» **STATED EXERCISE**
The exercise asks for every line of the data to be reproduced exactly.

_____

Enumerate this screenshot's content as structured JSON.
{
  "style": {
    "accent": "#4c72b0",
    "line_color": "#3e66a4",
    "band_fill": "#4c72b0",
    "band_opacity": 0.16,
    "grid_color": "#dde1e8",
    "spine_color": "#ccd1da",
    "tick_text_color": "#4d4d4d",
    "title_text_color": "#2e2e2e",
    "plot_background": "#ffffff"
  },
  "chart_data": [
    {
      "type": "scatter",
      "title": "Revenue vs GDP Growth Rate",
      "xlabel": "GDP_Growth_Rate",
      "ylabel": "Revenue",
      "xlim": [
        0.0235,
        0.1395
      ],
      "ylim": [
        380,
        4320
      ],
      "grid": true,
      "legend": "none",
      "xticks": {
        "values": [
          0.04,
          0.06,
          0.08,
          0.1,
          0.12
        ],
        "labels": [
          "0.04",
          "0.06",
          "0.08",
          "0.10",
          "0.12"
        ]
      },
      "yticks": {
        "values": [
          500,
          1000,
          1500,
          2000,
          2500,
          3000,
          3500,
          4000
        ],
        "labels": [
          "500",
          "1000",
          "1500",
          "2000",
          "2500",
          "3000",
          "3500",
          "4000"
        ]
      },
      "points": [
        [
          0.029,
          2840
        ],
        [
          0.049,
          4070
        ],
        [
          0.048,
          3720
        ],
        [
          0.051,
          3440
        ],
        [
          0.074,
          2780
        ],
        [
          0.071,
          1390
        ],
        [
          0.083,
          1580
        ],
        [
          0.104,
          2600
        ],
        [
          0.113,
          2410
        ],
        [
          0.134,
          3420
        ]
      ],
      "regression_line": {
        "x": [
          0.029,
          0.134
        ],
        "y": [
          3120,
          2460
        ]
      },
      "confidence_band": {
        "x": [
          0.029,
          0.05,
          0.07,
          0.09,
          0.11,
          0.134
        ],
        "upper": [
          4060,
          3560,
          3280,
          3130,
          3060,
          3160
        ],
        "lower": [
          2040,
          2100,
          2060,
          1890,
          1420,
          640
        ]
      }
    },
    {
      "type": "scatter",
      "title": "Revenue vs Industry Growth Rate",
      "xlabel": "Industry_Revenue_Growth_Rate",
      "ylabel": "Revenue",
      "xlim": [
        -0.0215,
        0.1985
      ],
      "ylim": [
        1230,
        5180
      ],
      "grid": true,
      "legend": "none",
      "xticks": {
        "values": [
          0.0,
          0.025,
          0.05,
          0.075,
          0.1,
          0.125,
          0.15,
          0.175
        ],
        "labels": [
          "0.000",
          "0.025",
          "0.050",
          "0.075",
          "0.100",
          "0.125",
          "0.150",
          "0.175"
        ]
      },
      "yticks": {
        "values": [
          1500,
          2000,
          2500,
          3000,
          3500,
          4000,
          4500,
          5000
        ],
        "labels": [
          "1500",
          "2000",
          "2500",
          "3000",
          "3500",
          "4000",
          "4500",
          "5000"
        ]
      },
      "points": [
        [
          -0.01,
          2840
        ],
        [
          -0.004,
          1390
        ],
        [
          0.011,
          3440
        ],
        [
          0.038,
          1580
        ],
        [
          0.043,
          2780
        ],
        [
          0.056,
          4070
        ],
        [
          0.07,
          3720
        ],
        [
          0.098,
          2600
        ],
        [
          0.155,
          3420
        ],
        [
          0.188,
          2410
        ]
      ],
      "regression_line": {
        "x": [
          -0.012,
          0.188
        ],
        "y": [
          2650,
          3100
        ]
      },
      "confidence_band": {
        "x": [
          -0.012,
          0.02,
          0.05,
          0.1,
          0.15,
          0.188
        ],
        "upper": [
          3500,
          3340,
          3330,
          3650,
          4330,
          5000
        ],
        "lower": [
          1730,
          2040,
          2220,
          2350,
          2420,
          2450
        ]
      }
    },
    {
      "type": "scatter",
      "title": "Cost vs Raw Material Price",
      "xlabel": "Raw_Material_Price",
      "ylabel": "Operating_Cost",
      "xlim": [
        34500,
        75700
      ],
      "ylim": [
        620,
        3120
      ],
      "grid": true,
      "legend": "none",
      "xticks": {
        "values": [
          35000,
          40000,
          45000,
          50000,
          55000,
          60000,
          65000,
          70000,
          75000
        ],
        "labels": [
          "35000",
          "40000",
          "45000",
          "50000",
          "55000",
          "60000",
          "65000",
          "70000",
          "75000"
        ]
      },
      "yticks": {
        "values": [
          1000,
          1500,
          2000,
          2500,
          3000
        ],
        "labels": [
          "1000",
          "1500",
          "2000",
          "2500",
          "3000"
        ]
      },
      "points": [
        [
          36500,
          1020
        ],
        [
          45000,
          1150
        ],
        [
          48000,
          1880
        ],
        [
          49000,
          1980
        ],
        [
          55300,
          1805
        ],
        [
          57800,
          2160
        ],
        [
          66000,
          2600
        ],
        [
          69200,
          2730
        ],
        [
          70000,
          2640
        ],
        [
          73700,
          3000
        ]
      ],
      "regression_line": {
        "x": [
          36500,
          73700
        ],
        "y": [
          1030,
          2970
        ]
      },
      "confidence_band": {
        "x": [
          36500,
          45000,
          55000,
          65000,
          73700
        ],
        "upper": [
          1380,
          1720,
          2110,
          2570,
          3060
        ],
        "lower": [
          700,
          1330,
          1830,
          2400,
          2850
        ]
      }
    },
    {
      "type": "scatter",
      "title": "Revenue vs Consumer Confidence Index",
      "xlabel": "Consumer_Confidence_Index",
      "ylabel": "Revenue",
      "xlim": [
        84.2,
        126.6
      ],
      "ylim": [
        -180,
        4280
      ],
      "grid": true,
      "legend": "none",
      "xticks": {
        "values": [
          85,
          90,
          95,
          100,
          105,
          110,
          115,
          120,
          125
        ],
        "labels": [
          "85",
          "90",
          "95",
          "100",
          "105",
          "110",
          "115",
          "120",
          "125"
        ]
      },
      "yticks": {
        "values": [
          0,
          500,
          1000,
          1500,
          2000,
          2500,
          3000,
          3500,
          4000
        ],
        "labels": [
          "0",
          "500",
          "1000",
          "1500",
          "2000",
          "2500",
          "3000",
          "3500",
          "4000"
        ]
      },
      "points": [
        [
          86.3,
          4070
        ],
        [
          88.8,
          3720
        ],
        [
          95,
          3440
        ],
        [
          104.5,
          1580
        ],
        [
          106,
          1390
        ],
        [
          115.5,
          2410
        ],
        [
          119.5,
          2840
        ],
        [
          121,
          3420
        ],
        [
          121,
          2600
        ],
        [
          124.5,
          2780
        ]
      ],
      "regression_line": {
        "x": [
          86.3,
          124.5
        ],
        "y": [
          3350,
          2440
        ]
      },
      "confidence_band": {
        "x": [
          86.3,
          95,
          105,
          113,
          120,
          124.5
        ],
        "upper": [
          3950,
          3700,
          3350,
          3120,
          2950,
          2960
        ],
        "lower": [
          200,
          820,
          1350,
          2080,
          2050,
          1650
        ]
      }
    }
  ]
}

_____

» **ANSWER IN FULL**
Enumerate this screenshot's content as structured JSON.
{
  "style": {
    "accent": "#4c72b0",
    "line_color": "#3e66a4",
    "band_fill": "#4c72b0",
    "band_opacity": 0.16,
    "grid_color": "#dde1e8",
    "spine_color": "#ccd1da",
    "tick_text_color": "#4d4d4d",
    "title_text_color": "#2e2e2e",
    "plot_background": "#ffffff"
  },
  "chart_data": [
    {
      "type": "scatter",
      "title": "Revenue vs GDP Growth Rate",
      "xlabel": "GDP_Growth_Rate",
      "ylabel": "Revenue",
      "xlim": [
        0.0235,
        0.1395
      ],
      "ylim": [
        380,
        4320
      ],
      "grid": true,
      "legend": "none",
      "xticks": {
        "values": [
          0.04,
          0.06,
          0.08,
          0.1,
          0.12
        ],
        "labels": [
          "0.04",
          "0.06",
          "0.08",
          "0.10",
          "0.12"
        ]
      },
      "yticks": {
        "values": [
          500,
          1000,
          1500,
          2000,
          2500,
          3000,
          3500,
          4000
        ],
        "labels": [
          "500",
          "1000",
          "1500",
          "2000",
          "2500",
          "3000",
          "3500",
          "4000"
        ]
      },
      "points": [
        [
          0.029,
          2840
        ],
        [
          0.049,
          4070
        ],
        [
          0.048,
          3720
        ],
        [
          0.051,
          3440
        ],
        [
          0.074,
          2780
        ],
        [
          0.071,
          1390
        ],
        [
          0.083,
          1580
        ],
        [
          0.104,
          2600
        ],
        [
          0.113,
          2410
        ],
        [
          0.134,
          3420
        ]
      ],
      "regression_line": {
        "x": [
          0.029,
          0.134
        ],
        "y": [
          3120,
          2460
        ]
      },
      "confidence_band": {
        "x": [
          0.029,
          0.05,
          0.07,
          0.09,
          0.11,
          0.134
        ],
        "upper": [
          4060,
          3560,
          3280,
          3130,
          3060,
          3160
        ],
        "lower": [
          2040,
          2100,
          2060,
          1890,
          1420,
          640
        ]
      }
    },
    {
      "type": "scatter",
      "title": "Revenue vs Industry Growth Rate",
      "xlabel": "Industry_Revenue_Growth_Rate",
      "ylabel": "Revenue",
      "xlim": [
        -0.0215,
        0.1985
      ],
      "ylim": [
        1230,
        5180
      ],
      "grid": true,
      "legend": "none",
      "xticks": {
        "values": [
          0.0,
          0.025,
          0.05,
          0.075,
          0.1,
          0.125,
          0.15,
          0.175
        ],
        "labels": [
          "0.000",
          "0.025",
          "0.050",
          "0.075",
          "0.100",
          "0.125",
          "0.150",
          "0.175"
        ]
      },
      "yticks": {
        "values": [
          1500,
          2000,
          2500,
          3000,
          3500,
          4000,
          4500,
          5000
        ],
        "labels": [
          "1500",
          "2000",
          "2500",
          "3000",
          "3500",
          "4000",
          "4500",
          "5000"
        ]
      },
      "points": [
        [
          -0.01,
          2840
        ],
        [
          -0.004,
          1390
        ],
        [
          0.011,
          3440
        ],
        [
          0.038,
          1580
        ],
        [
          0.043,
          2780
        ],
        [
          0.056,
          4070
        ],
        [
          0.07,
          3720
        ],
        [
          0.098,
          2600
        ],
        [
          0.155,
          3420
        ],
        [
          0.188,
          2410
        ]
      ],
      "regression_line": {
        "x": [
          -0.012,
          0.188
        ],
        "y": [
          2650,
          3100
        ]
      },
      "confidence_band": {
        "x": [
          -0.012,
          0.02,
          0.05,
          0.1,
          0.15,
          0.188
        ],
        "upper": [
          3500,
          3340,
          3330,
          3650,
          4330,
          5000
        ],
        "lower": [
          1730,
          2040,
          2220,
          2350,
          2420,
          2450
        ]
      }
    },
    {
      "type": "scatter",
      "title": "Cost vs Raw Material Price",
      "xlabel": "Raw_Material_Price",
      "ylabel": "Operating_Cost",
      "xlim": [
        34500,
        75700
      ],
      "ylim": [
        620,
        3120
      ],
      "grid": true,
      "legend": "none",
      "xticks": {
        "values": [
          35000,
          40000,
          45000,
          50000,
          55000,
          60000,
          65000,
          70000,
          75000
        ],
        "labels": [
          "35000",
          "40000",
          "45000",
          "50000",
          "55000",
          "60000",
          "65000",
          "70000",
          "75000"
        ]
      },
      "yticks": {
        "values": [
          1000,
          1500,
          2000,
          2500,
          3000
        ],
        "labels": [
          "1000",
          "1500",
          "2000",
          "2500",
          "3000"
        ]
      },
      "points": [
        [
          36500,
          1020
        ],
        [
          45000,
          1150
        ],
        [
          48000,
          1880
        ],
        [
          49000,
          1980
        ],
        [
          55300,
          1805
        ],
        [
          57800,
          2160
        ],
        [
          66000,
          2600
        ],
        [
          69200,
          2730
        ],
        [
          70000,
          2640
        ],
        [
          73700,
          3000
        ]
      ],
      "regression_line": {
        "x": [
          36500,
          73700
        ],
        "y": [
          1030,
          2970
        ]
      },
      "confidence_band": {
        "x": [
          36500,
          45000,
          55000,
          65000,
          73700
        ],
        "upper": [
          1380,
          1720,
          2110,
          2570,
          3060
        ],
        "lower": [
          700,
          1330,
          1830,
          2400,
          2850
        ]
      }
    },
    {
      "type": "scatter",
      "title": "Revenue vs Consumer Confidence Index",
      "xlabel": "Consumer_Confidence_Index",
      "ylabel": "Revenue",
      "xlim": [
        84.2,
        126.6
      ],
      "ylim": [
        -180,
        4280
      ],
      "grid": true,
      "legend": "none",
      "xticks": {
        "values": [
          85,
          90,
          95,
          100,
          105,
          110,
          115,
          120,
          125
        ],
        "labels": [
          "85",
          "90",
          "95",
          "100",
          "105",
          "110",
          "115",
          "120",
          "125"
        ]
      },
      "yticks": {
        "values": [
          0,
          500,
          1000,
          1500,
          2000,
          2500,
          3000,
          3500,
          4000
        ],
        "labels": [
          "0",
          "500",
          "1000",
          "1500",
          "2000",
          "2500",
          "3000",
          "3500",
          "4000"
        ]
      },
      "points": [
        [
          86.3,
          4070
        ],
        [
          88.8,
          3720
        ],
        [
          95,
          3440
        ],
        [
          104.5,
          1580
        ],
        [
          106,
          1390
        ],
        [
          115.5,
          2410
        ],
        [
          119.5,
          2840
        ],
        [
          121,
          3420
        ],
        [
          121,
          2600
        ],
        [
          124.5,
          2780
        ]
      ],
      "regression_line": {
        "x": [
          86.3,
          124.5
        ],
        "y": [
          3350,
          2440
        ]
      },
      "confidence_band": {
        "x": [
          86.3,
          95,
          105,
          113,
          120,
          124.5
        ],
        "upper": [
          3950,
          3700,
          3350,
          3120,
          2950,
          2960
        ],
        "lower": [
          200,
          820,
          1350,
          2080,
          2050,
          1650
        ]
      }
    }
  ]
}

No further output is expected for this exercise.